## Stated exercise
Please write the listing below out again exactly, leaving every picture behind.

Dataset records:
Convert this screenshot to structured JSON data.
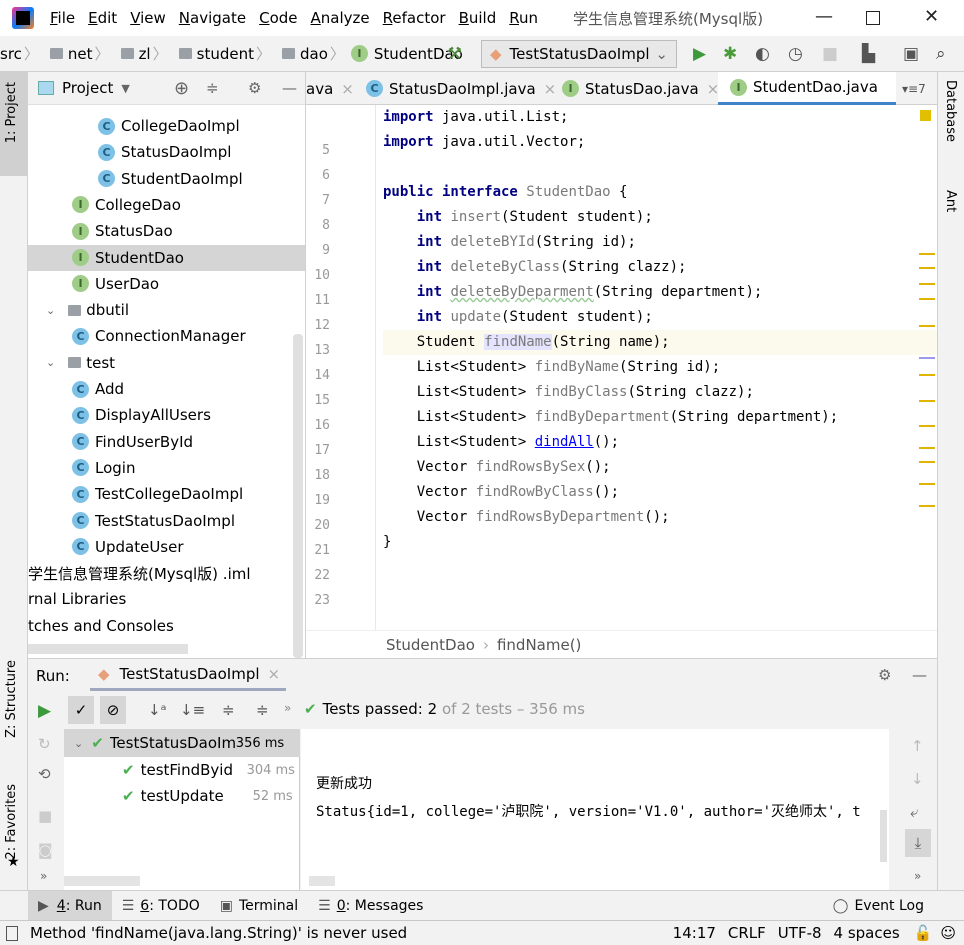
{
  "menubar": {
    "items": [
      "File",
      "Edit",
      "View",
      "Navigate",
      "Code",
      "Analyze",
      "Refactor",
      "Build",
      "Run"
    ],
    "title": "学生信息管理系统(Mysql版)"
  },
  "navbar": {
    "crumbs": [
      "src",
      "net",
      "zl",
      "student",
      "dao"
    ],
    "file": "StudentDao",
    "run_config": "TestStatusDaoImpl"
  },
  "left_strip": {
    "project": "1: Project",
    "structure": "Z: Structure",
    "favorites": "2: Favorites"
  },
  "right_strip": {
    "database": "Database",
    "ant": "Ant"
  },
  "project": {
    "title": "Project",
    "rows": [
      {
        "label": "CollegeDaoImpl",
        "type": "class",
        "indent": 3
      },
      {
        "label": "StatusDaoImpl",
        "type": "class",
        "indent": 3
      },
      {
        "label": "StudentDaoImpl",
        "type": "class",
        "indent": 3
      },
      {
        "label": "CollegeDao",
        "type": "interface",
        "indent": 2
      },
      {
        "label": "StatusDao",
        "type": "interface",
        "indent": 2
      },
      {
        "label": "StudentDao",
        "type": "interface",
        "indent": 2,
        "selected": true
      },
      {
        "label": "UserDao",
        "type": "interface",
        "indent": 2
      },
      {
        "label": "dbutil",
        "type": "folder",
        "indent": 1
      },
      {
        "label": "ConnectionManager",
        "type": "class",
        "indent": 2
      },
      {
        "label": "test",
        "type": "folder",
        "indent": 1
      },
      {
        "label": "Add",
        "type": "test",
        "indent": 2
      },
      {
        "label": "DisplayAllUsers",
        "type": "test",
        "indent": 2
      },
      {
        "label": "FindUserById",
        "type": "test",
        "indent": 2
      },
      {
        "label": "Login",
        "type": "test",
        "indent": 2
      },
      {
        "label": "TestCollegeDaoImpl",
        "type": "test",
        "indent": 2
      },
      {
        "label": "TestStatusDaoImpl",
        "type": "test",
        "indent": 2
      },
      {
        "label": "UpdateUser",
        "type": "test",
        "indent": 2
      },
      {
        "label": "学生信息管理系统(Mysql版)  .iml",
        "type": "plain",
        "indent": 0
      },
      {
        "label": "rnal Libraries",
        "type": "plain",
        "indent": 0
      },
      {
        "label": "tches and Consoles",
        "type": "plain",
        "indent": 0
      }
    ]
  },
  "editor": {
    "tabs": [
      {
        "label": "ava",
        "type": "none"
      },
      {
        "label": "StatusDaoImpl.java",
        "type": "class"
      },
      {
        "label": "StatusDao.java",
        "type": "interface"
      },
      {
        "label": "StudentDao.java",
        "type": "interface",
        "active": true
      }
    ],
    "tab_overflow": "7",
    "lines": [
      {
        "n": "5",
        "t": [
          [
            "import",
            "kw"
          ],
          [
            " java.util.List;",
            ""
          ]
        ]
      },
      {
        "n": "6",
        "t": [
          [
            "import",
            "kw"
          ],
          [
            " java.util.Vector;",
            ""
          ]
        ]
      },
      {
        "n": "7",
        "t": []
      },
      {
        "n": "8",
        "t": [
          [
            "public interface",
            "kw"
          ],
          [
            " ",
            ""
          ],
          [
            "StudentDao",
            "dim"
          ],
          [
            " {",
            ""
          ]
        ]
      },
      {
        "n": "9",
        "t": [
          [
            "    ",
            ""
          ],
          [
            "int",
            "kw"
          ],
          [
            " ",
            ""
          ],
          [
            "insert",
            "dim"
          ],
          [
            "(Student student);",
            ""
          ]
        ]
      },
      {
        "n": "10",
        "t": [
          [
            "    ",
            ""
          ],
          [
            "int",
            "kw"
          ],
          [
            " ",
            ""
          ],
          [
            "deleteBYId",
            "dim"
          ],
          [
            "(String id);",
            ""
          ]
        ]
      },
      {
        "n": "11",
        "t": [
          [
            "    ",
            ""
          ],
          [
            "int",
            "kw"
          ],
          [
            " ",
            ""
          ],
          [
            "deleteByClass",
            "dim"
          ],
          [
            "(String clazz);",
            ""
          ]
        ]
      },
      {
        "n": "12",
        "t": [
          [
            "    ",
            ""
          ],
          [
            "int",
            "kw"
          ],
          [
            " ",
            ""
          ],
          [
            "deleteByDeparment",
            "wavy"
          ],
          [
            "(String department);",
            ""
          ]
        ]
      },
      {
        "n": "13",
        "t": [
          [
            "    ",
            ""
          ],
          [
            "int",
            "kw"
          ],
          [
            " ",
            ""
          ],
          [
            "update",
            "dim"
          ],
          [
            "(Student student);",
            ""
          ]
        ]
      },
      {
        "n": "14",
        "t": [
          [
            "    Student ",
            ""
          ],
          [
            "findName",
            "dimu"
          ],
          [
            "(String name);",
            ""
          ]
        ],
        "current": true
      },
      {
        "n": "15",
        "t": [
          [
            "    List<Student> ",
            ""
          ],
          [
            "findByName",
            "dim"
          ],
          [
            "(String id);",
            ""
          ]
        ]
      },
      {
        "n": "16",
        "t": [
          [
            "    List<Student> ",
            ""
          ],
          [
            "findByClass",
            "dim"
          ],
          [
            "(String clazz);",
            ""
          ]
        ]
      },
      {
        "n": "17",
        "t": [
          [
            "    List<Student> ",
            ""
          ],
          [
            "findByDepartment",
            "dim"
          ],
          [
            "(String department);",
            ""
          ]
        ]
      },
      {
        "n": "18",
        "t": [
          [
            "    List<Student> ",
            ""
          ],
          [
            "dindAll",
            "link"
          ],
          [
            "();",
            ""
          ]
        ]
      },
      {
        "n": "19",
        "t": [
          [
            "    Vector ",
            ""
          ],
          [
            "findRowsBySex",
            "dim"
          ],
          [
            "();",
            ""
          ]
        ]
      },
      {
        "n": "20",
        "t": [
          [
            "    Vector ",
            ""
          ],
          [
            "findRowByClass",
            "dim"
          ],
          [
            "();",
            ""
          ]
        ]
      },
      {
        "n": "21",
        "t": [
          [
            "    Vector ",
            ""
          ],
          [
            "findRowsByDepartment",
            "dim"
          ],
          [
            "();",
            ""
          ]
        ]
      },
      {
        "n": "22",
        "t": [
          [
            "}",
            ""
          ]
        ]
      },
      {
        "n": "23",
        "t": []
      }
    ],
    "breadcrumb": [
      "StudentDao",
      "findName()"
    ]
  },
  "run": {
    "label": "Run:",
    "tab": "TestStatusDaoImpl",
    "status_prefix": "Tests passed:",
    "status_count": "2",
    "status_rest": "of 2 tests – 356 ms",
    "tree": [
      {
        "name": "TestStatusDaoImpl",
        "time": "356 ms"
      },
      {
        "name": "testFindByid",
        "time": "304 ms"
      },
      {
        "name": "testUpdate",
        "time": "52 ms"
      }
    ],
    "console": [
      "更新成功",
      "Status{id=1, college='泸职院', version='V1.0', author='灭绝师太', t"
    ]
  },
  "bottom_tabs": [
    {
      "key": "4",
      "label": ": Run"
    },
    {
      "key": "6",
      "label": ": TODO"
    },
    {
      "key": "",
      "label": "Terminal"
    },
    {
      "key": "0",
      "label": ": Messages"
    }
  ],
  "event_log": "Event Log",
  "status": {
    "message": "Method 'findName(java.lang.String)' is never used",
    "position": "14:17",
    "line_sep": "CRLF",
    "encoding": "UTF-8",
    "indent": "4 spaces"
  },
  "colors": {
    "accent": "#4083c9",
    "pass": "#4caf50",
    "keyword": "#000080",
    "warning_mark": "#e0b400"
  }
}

## Finished answer
Convert this screenshot to structured JSON data.
{
  "menubar": {
    "items": [
      "File",
      "Edit",
      "View",
      "Navigate",
      "Code",
      "Analyze",
      "Refactor",
      "Build",
      "Run"
    ],
    "title": "学生信息管理系统(Mysql版)"
  },
  "navbar": {
    "crumbs": [
      "src",
      "net",
      "zl",
      "student",
      "dao"
    ],
    "file": "StudentDao",
    "run_config": "TestStatusDaoImpl"
  },
  "left_strip": {
    "project": "1: Project",
    "structure": "Z: Structure",
    "favorites": "2: Favorites"
  },
  "right_strip": {
    "database": "Database",
    "ant": "Ant"
  },
  "project": {
    "title": "Project",
    "rows": [
      {
        "label": "CollegeDaoImpl",
        "type": "class",
        "indent": 3
      },
      {
        "label": "StatusDaoImpl",
        "type": "class",
        "indent": 3
      },
      {
        "label": "StudentDaoImpl",
        "type": "class",
        "indent": 3
      },
      {
        "label": "CollegeDao",
        "type": "interface",
        "indent": 2
      },
      {
        "label": "StatusDao",
        "type": "interface",
        "indent": 2
      },
      {
        "label": "StudentDao",
        "type": "interface",
        "indent": 2,
        "selected": true
      },
      {
        "label": "UserDao",
        "type": "interface",
        "indent": 2
      },
      {
        "label": "dbutil",
        "type": "folder",
        "indent": 1
      },
      {
        "label": "ConnectionManager",
        "type": "class",
        "indent": 2
      },
      {
        "label": "test",
        "type": "folder",
        "indent": 1
      },
      {
        "label": "Add",
        "type": "test",
        "indent": 2
      },
      {
        "label": "DisplayAllUsers",
        "type": "test",
        "indent": 2
      },
      {
        "label": "FindUserById",
        "type": "test",
        "indent": 2
      },
      {
        "label": "Login",
        "type": "test",
        "indent": 2
      },
      {
        "label": "TestCollegeDaoImpl",
        "type": "test",
        "indent": 2
      },
      {
        "label": "TestStatusDaoImpl",
        "type": "test",
        "indent": 2
      },
      {
        "label": "UpdateUser",
        "type": "test",
        "indent": 2
      },
      {
        "label": "学生信息管理系统(Mysql版)  .iml",
        "type": "plain",
        "indent": 0
      },
      {
        "label": "rnal Libraries",
        "type": "plain",
        "indent": 0
      },
      {
        "label": "tches and Consoles",
        "type": "plain",
        "indent": 0
      }
    ]
  },
  "editor": {
    "tabs": [
      {
        "label": "ava",
        "type": "none"
      },
      {
        "label": "StatusDaoImpl.java",
        "type": "class"
      },
      {
        "label": "StatusDao.java",
        "type": "interface"
      },
      {
        "label": "StudentDao.java",
        "type": "interface",
        "active": true
      }
    ],
    "tab_overflow": "7",
    "lines": [
      {
        "n": "5",
        "t": [
          [
            "import",
            "kw"
          ],
          [
            " java.util.List;",
            ""
          ]
        ]
      },
      {
        "n": "6",
        "t": [
          [
            "import",
            "kw"
          ],
          [
            " java.util.Vector;",
            ""
          ]
        ]
      },
      {
        "n": "7",
        "t": []
      },
      {
        "n": "8",
        "t": [
          [
            "public interface",
            "kw"
          ],
          [
            " ",
            ""
          ],
          [
            "StudentDao",
            "dim"
          ],
          [
            " {",
            ""
          ]
        ]
      },
      {
        "n": "9",
        "t": [
          [
            "    ",
            ""
          ],
          [
            "int",
            "kw"
          ],
          [
            " ",
            ""
          ],
          [
            "insert",
            "dim"
          ],
          [
            "(Student student);",
            ""
          ]
        ]
      },
      {
        "n": "10",
        "t": [
          [
            "    ",
            ""
          ],
          [
            "int",
            "kw"
          ],
          [
            " ",
            ""
          ],
          [
            "deleteBYId",
            "dim"
          ],
          [
            "(String id);",
            ""
          ]
        ]
      },
      {
        "n": "11",
        "t": [
          [
            "    ",
            ""
          ],
          [
            "int",
            "kw"
          ],
          [
            " ",
            ""
          ],
          [
            "deleteByClass",
            "dim"
          ],
          [
            "(String clazz);",
            ""
          ]
        ]
      },
      {
        "n": "12",
        "t": [
          [
            "    ",
            ""
          ],
          [
            "int",
            "kw"
          ],
          [
            " ",
            ""
          ],
          [
            "deleteByDeparment",
            "wavy"
          ],
          [
            "(String department);",
            ""
          ]
        ]
      },
      {
        "n": "13",
        "t": [
          [
            "    ",
            ""
          ],
          [
            "int",
            "kw"
          ],
          [
            " ",
            ""
          ],
          [
            "update",
            "dim"
          ],
          [
            "(Student student);",
            ""
          ]
        ]
      },
      {
        "n": "14",
        "t": [
          [
            "    Student ",
            ""
          ],
          [
            "findName",
            "dimu"
          ],
          [
            "(String name);",
            ""
          ]
        ],
        "current": true
      },
      {
        "n": "15",
        "t": [
          [
            "    List<Student> ",
            ""
          ],
          [
            "findByName",
            "dim"
          ],
          [
            "(String id);",
            ""
          ]
        ]
      },
      {
        "n": "16",
        "t": [
          [
            "    List<Student> ",
            ""
          ],
          [
            "findByClass",
            "dim"
          ],
          [
            "(String clazz);",
            ""
          ]
        ]
      },
      {
        "n": "17",
        "t": [
          [
            "    List<Student> ",
            ""
          ],
          [
            "findByDepartment",
            "dim"
          ],
          [
            "(String department);",
            ""
          ]
        ]
      },
      {
        "n": "18",
        "t": [
          [
            "    List<Student> ",
            ""
          ],
          [
            "dindAll",
            "link"
          ],
          [
            "();",
            ""
          ]
        ]
      },
      {
        "n": "19",
        "t": [
          [
            "    Vector ",
            ""
          ],
          [
            "findRowsBySex",
            "dim"
          ],
          [
            "();",
            ""
          ]
        ]
      },
      {
        "n": "20",
        "t": [
          [
            "    Vector ",
            ""
          ],
          [
            "findRowByClass",
            "dim"
          ],
          [
            "();",
            ""
          ]
        ]
      },
      {
        "n": "21",
        "t": [
          [
            "    Vector ",
            ""
          ],
          [
            "findRowsByDepartment",
            "dim"
          ],
          [
            "();",
            ""
          ]
        ]
      },
      {
        "n": "22",
        "t": [
          [
            "}",
            ""
          ]
        ]
      },
      {
        "n": "23",
        "t": []
      }
    ],
    "breadcrumb": [
      "StudentDao",
      "findName()"
    ]
  },
  "run": {
    "label": "Run:",
    "tab": "TestStatusDaoImpl",
    "status_prefix": "Tests passed:",
    "status_count": "2",
    "status_rest": "of 2 tests – 356 ms",
    "tree": [
      {
        "name": "TestStatusDaoImpl",
        "time": "356 ms"
      },
      {
        "name": "testFindByid",
        "time": "304 ms"
      },
      {
        "name": "testUpdate",
        "time": "52 ms"
      }
    ],
    "console": [
      "更新成功",
      "Status{id=1, college='泸职院', version='V1.0', author='灭绝师太', t"
    ]
  },
  "bottom_tabs": [
    {
      "key": "4",
      "label": ": Run"
    },
    {
      "key": "6",
      "label": ": TODO"
    },
    {
      "key": "",
      "label": "Terminal"
    },
    {
      "key": "0",
      "label": ": Messages"
    }
  ],
  "event_log": "Event Log",
  "status": {
    "message": "Method 'findName(java.lang.String)' is never used",
    "position": "14:17",
    "line_sep": "CRLF",
    "encoding": "UTF-8",
    "indent": "4 spaces"
  },
  "colors": {
    "accent": "#4083c9",
    "pass": "#4caf50",
    "keyword": "#000080",
    "warning_mark": "#e0b400"
  }
}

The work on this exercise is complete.